Your objective.
Write out the material exactly, with the pictures left out.

* Begin *

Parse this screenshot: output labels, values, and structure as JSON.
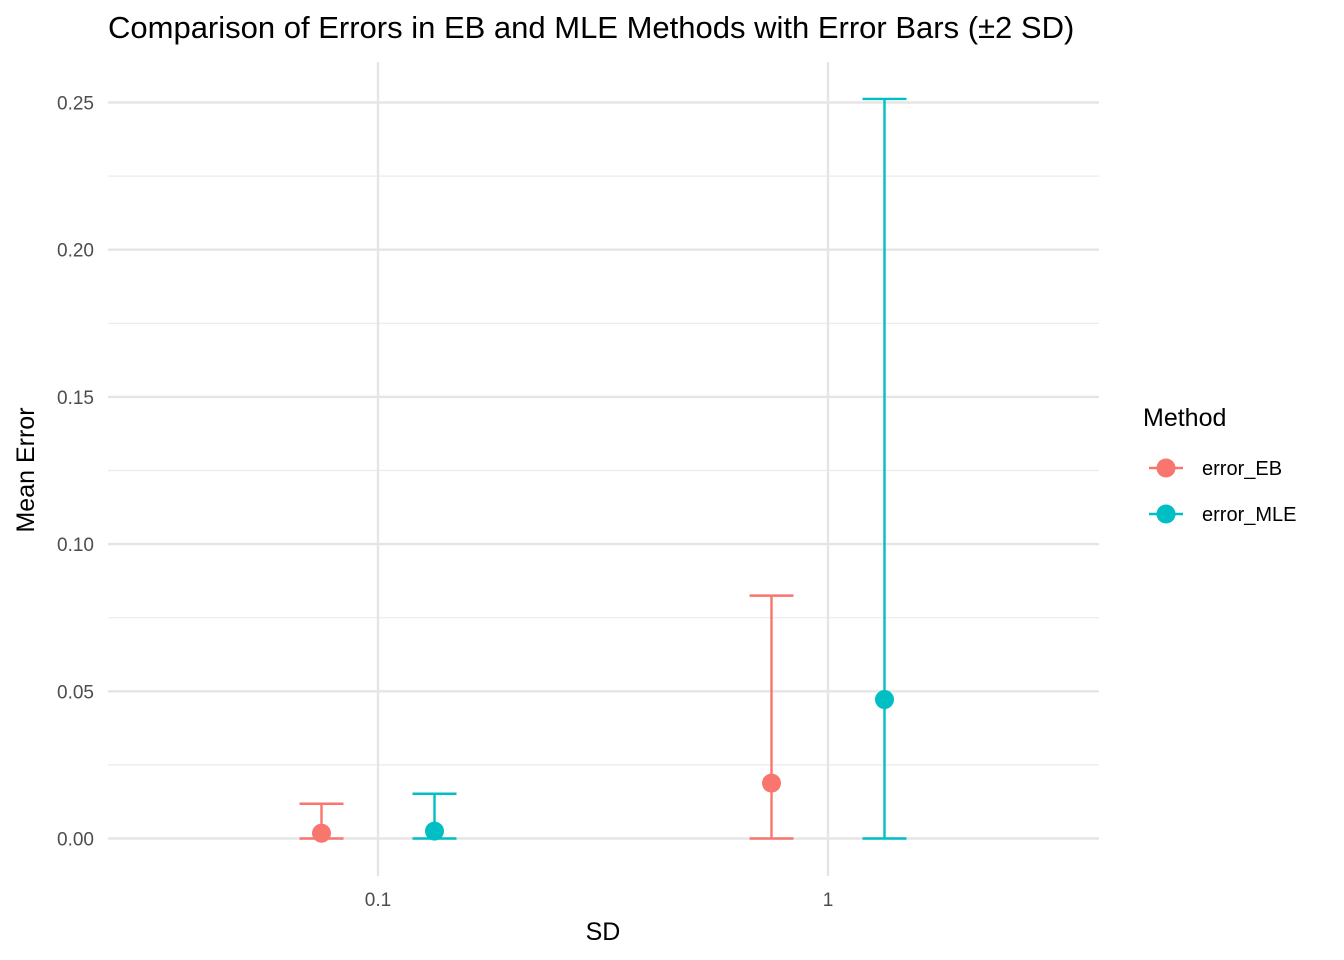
{
  "chart_data": {
    "type": "scatter",
    "title": "Comparison of Errors in EB and MLE Methods with Error Bars (±2 SD)",
    "xlabel": "SD",
    "ylabel": "Mean Error",
    "x_scale": "log10",
    "x_categories": [
      0.1,
      1
    ],
    "x_tick_labels": [
      "0.1",
      "1"
    ],
    "ylim": [
      0,
      0.25
    ],
    "y_ticks": [
      0,
      0.05,
      0.1,
      0.15,
      0.2,
      0.25
    ],
    "y_tick_labels": [
      "0.00",
      "0.05",
      "0.10",
      "0.15",
      "0.20",
      "0.25"
    ],
    "grid": true,
    "legend": {
      "title": "Method",
      "position": "right"
    },
    "series": [
      {
        "name": "error_EB",
        "color": "#F8766D",
        "points": [
          {
            "x": 0.1,
            "y": 0.0018,
            "ymin": 0.0,
            "ymax": 0.0118
          },
          {
            "x": 1,
            "y": 0.0188,
            "ymin": 0.0,
            "ymax": 0.0825
          }
        ]
      },
      {
        "name": "error_MLE",
        "color": "#00BFC4",
        "points": [
          {
            "x": 0.1,
            "y": 0.0025,
            "ymin": 0.0,
            "ymax": 0.0152
          },
          {
            "x": 1,
            "y": 0.0472,
            "ymin": 0.0,
            "ymax": 0.2512
          }
        ]
      }
    ]
  }
}
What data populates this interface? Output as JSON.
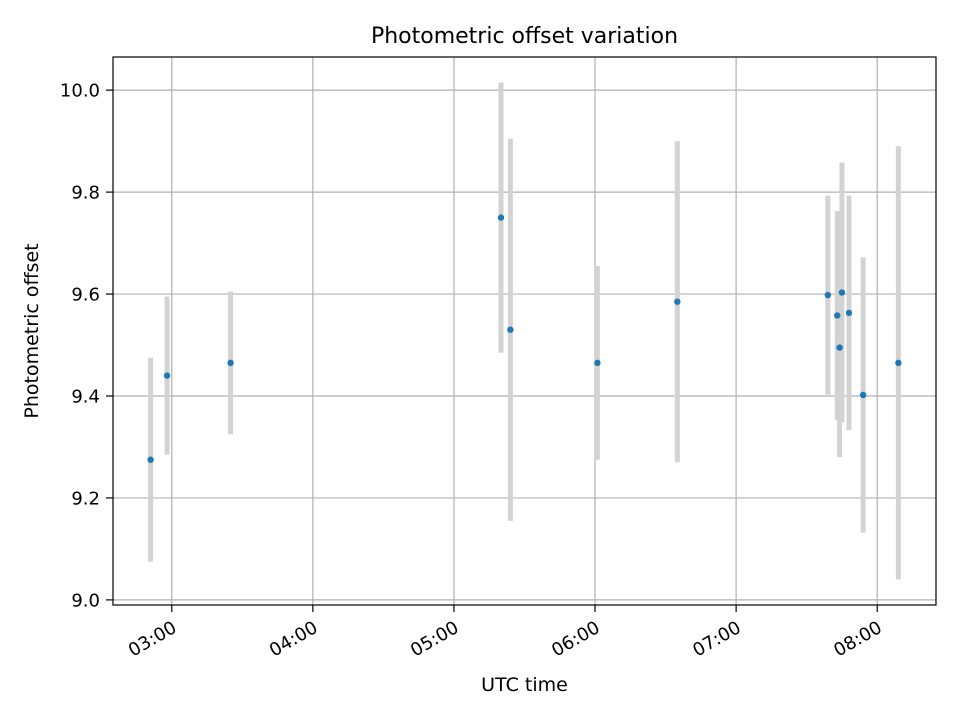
{
  "chart_data": {
    "type": "scatter",
    "title": "Photometric offset variation",
    "xlabel": "UTC time",
    "ylabel": "Photometric offset",
    "x_axis_type": "time",
    "xlim": [
      "02:35",
      "08:25"
    ],
    "ylim": [
      8.99,
      10.065
    ],
    "x_ticks": [
      "03:00",
      "04:00",
      "05:00",
      "06:00",
      "07:00",
      "08:00"
    ],
    "y_ticks": [
      9.0,
      9.2,
      9.4,
      9.6,
      9.8,
      10.0
    ],
    "y_tick_labels": [
      "9.0",
      "9.2",
      "9.4",
      "9.6",
      "9.8",
      "10.0"
    ],
    "grid": true,
    "legend": "none",
    "point_color": "#1f77b4",
    "errorbar_color": "#d3d3d3",
    "points": [
      {
        "t": "02:51",
        "y": 9.275,
        "err": 0.2
      },
      {
        "t": "02:58",
        "y": 9.44,
        "err": 0.155
      },
      {
        "t": "03:25",
        "y": 9.465,
        "err": 0.14
      },
      {
        "t": "05:20",
        "y": 9.75,
        "err": 0.265
      },
      {
        "t": "05:24",
        "y": 9.53,
        "err": 0.375
      },
      {
        "t": "06:01",
        "y": 9.465,
        "err": 0.19
      },
      {
        "t": "06:35",
        "y": 9.585,
        "err": 0.315
      },
      {
        "t": "07:39",
        "y": 9.598,
        "err": 0.195
      },
      {
        "t": "07:43",
        "y": 9.558,
        "err": 0.205
      },
      {
        "t": "07:44",
        "y": 9.495,
        "err": 0.215
      },
      {
        "t": "07:45",
        "y": 9.603,
        "err": 0.255
      },
      {
        "t": "07:48",
        "y": 9.563,
        "err": 0.23
      },
      {
        "t": "07:54",
        "y": 9.402,
        "err": 0.27
      },
      {
        "t": "08:09",
        "y": 9.465,
        "err": 0.425
      }
    ]
  }
}
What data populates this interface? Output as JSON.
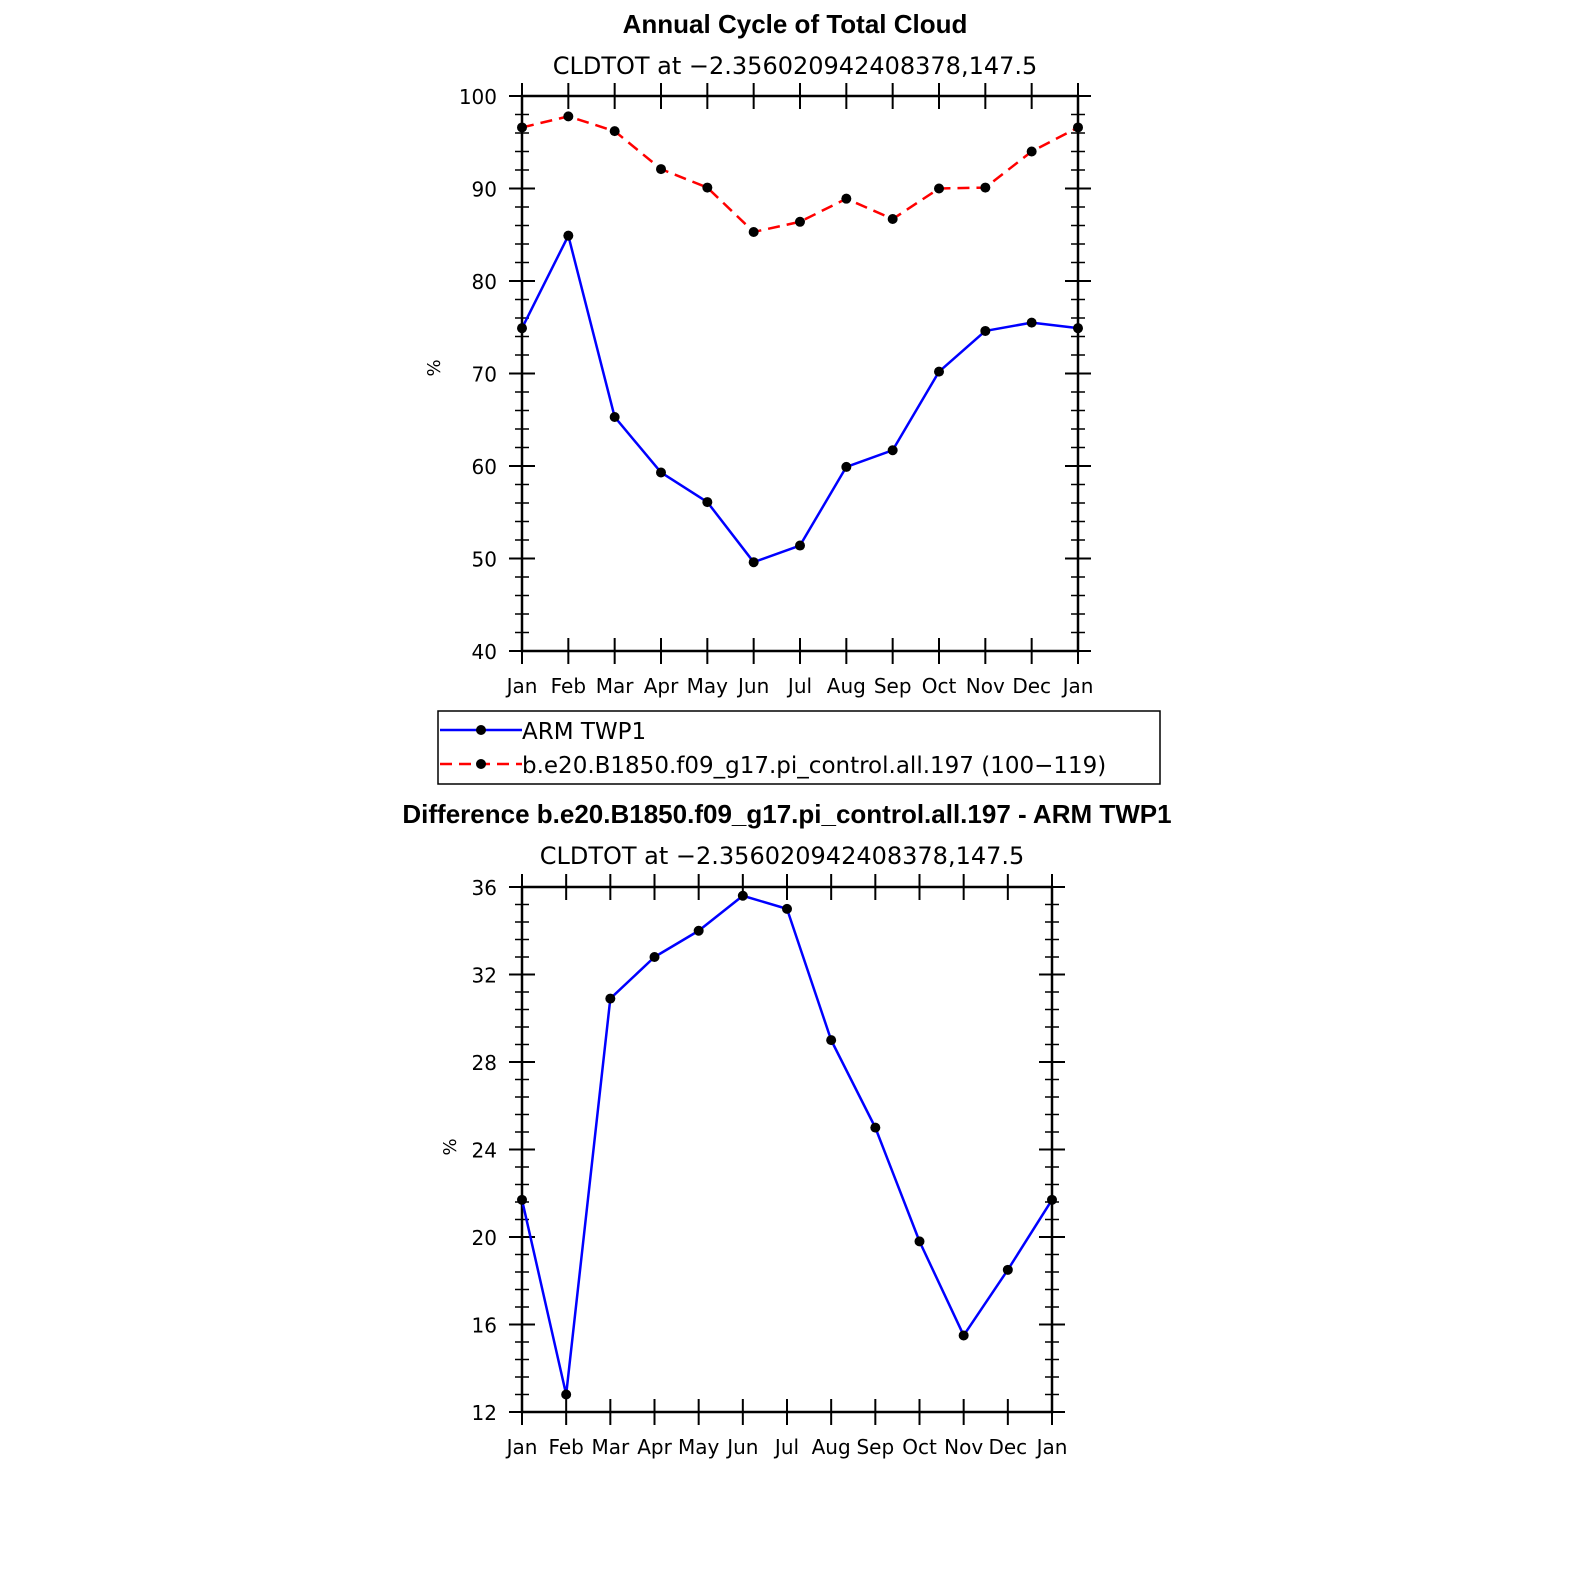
{
  "chart_data": [
    {
      "type": "line",
      "title": "Annual Cycle of Total Cloud",
      "subtitle": "CLDTOT at −2.356020942408378,147.5",
      "ylabel": "%",
      "xlabel": "",
      "ylim": [
        40,
        100
      ],
      "yticks": [
        40,
        50,
        60,
        70,
        80,
        90,
        100
      ],
      "categories": [
        "Jan",
        "Feb",
        "Mar",
        "Apr",
        "May",
        "Jun",
        "Jul",
        "Aug",
        "Sep",
        "Oct",
        "Nov",
        "Dec",
        "Jan"
      ],
      "series": [
        {
          "name": "ARM  TWP1",
          "color": "#0000ff",
          "dash": "solid",
          "values": [
            74.9,
            84.9,
            65.3,
            59.3,
            56.1,
            49.6,
            51.4,
            59.9,
            61.7,
            70.2,
            74.6,
            75.5,
            74.9
          ]
        },
        {
          "name": "b.e20.B1850.f09_g17.pi_control.all.197 (100−119)",
          "color": "#ff0000",
          "dash": "dashed",
          "values": [
            96.6,
            97.8,
            96.2,
            92.1,
            90.1,
            85.3,
            86.4,
            88.9,
            86.7,
            90.0,
            90.1,
            94.0,
            96.6
          ]
        }
      ],
      "legend": "below"
    },
    {
      "type": "line",
      "title": "Difference b.e20.B1850.f09_g17.pi_control.all.197 - ARM TWP1",
      "subtitle": "CLDTOT at −2.356020942408378,147.5",
      "ylabel": "%",
      "xlabel": "",
      "ylim": [
        12,
        36
      ],
      "yticks": [
        12,
        16,
        20,
        24,
        28,
        32,
        36
      ],
      "categories": [
        "Jan",
        "Feb",
        "Mar",
        "Apr",
        "May",
        "Jun",
        "Jul",
        "Aug",
        "Sep",
        "Oct",
        "Nov",
        "Dec",
        "Jan"
      ],
      "series": [
        {
          "name": "difference",
          "color": "#0000ff",
          "dash": "solid",
          "values": [
            21.7,
            12.8,
            30.9,
            32.8,
            34.0,
            35.6,
            35.0,
            29.0,
            25.0,
            19.8,
            15.5,
            18.5,
            21.7
          ]
        }
      ]
    }
  ]
}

* End *

Answer for the task.
Parse this screenshot: output labels, values, and structure as JSON.
{
  "chart_data": {
    "type": "scatter",
    "title": "Comparison of Errors in EB and MLE Methods with Error Bars (±2 SD)",
    "xlabel": "SD",
    "ylabel": "Mean Error",
    "x_scale": "log10",
    "x_categories": [
      0.1,
      1
    ],
    "x_tick_labels": [
      "0.1",
      "1"
    ],
    "ylim": [
      0,
      0.25
    ],
    "y_ticks": [
      0,
      0.05,
      0.1,
      0.15,
      0.2,
      0.25
    ],
    "y_tick_labels": [
      "0.00",
      "0.05",
      "0.10",
      "0.15",
      "0.20",
      "0.25"
    ],
    "grid": true,
    "legend": {
      "title": "Method",
      "position": "right"
    },
    "series": [
      {
        "name": "error_EB",
        "color": "#F8766D",
        "points": [
          {
            "x": 0.1,
            "y": 0.0018,
            "ymin": 0.0,
            "ymax": 0.0118
          },
          {
            "x": 1,
            "y": 0.0188,
            "ymin": 0.0,
            "ymax": 0.0825
          }
        ]
      },
      {
        "name": "error_MLE",
        "color": "#00BFC4",
        "points": [
          {
            "x": 0.1,
            "y": 0.0025,
            "ymin": 0.0,
            "ymax": 0.0152
          },
          {
            "x": 1,
            "y": 0.0472,
            "ymin": 0.0,
            "ymax": 0.2512
          }
        ]
      }
    ]
  }
}
What data populates this interface? Output as JSON.
{
  "chart_data": {
    "type": "scatter",
    "title": "Photometric offset variation",
    "xlabel": "UTC time",
    "ylabel": "Photometric offset",
    "x_axis_type": "time",
    "xlim": [
      "02:35",
      "08:25"
    ],
    "ylim": [
      8.99,
      10.065
    ],
    "x_ticks": [
      "03:00",
      "04:00",
      "05:00",
      "06:00",
      "07:00",
      "08:00"
    ],
    "y_ticks": [
      9.0,
      9.2,
      9.4,
      9.6,
      9.8,
      10.0
    ],
    "y_tick_labels": [
      "9.0",
      "9.2",
      "9.4",
      "9.6",
      "9.8",
      "10.0"
    ],
    "grid": true,
    "legend": "none",
    "point_color": "#1f77b4",
    "errorbar_color": "#d3d3d3",
    "points": [
      {
        "t": "02:51",
        "y": 9.275,
        "err": 0.2
      },
      {
        "t": "02:58",
        "y": 9.44,
        "err": 0.155
      },
      {
        "t": "03:25",
        "y": 9.465,
        "err": 0.14
      },
      {
        "t": "05:20",
        "y": 9.75,
        "err": 0.265
      },
      {
        "t": "05:24",
        "y": 9.53,
        "err": 0.375
      },
      {
        "t": "06:01",
        "y": 9.465,
        "err": 0.19
      },
      {
        "t": "06:35",
        "y": 9.585,
        "err": 0.315
      },
      {
        "t": "07:39",
        "y": 9.598,
        "err": 0.195
      },
      {
        "t": "07:43",
        "y": 9.558,
        "err": 0.205
      },
      {
        "t": "07:44",
        "y": 9.495,
        "err": 0.215
      },
      {
        "t": "07:45",
        "y": 9.603,
        "err": 0.255
      },
      {
        "t": "07:48",
        "y": 9.563,
        "err": 0.23
      },
      {
        "t": "07:54",
        "y": 9.402,
        "err": 0.27
      },
      {
        "t": "08:09",
        "y": 9.465,
        "err": 0.425
      }
    ]
  }
}
What data populates this interface? Output as JSON.
{
  "chart_data": [
    {
      "type": "line",
      "title": "Annual Cycle of Total Cloud",
      "subtitle": "CLDTOT at −2.356020942408378,147.5",
      "ylabel": "%",
      "xlabel": "",
      "ylim": [
        40,
        100
      ],
      "yticks": [
        40,
        50,
        60,
        70,
        80,
        90,
        100
      ],
      "categories": [
        "Jan",
        "Feb",
        "Mar",
        "Apr",
        "May",
        "Jun",
        "Jul",
        "Aug",
        "Sep",
        "Oct",
        "Nov",
        "Dec",
        "Jan"
      ],
      "series": [
        {
          "name": "ARM  TWP1",
          "color": "#0000ff",
          "dash": "solid",
          "values": [
            74.9,
            84.9,
            65.3,
            59.3,
            56.1,
            49.6,
            51.4,
            59.9,
            61.7,
            70.2,
            74.6,
            75.5,
            74.9
          ]
        },
        {
          "name": "b.e20.B1850.f09_g17.pi_control.all.197 (100−119)",
          "color": "#ff0000",
          "dash": "dashed",
          "values": [
            96.6,
            97.8,
            96.2,
            92.1,
            90.1,
            85.3,
            86.4,
            88.9,
            86.7,
            90.0,
            90.1,
            94.0,
            96.6
          ]
        }
      ],
      "legend": "below"
    },
    {
      "type": "line",
      "title": "Difference b.e20.B1850.f09_g17.pi_control.all.197 - ARM TWP1",
      "subtitle": "CLDTOT at −2.356020942408378,147.5",
      "ylabel": "%",
      "xlabel": "",
      "ylim": [
        12,
        36
      ],
      "yticks": [
        12,
        16,
        20,
        24,
        28,
        32,
        36
      ],
      "categories": [
        "Jan",
        "Feb",
        "Mar",
        "Apr",
        "May",
        "Jun",
        "Jul",
        "Aug",
        "Sep",
        "Oct",
        "Nov",
        "Dec",
        "Jan"
      ],
      "series": [
        {
          "name": "difference",
          "color": "#0000ff",
          "dash": "solid",
          "values": [
            21.7,
            12.8,
            30.9,
            32.8,
            34.0,
            35.6,
            35.0,
            29.0,
            25.0,
            19.8,
            15.5,
            18.5,
            21.7
          ]
        }
      ]
    }
  ]
}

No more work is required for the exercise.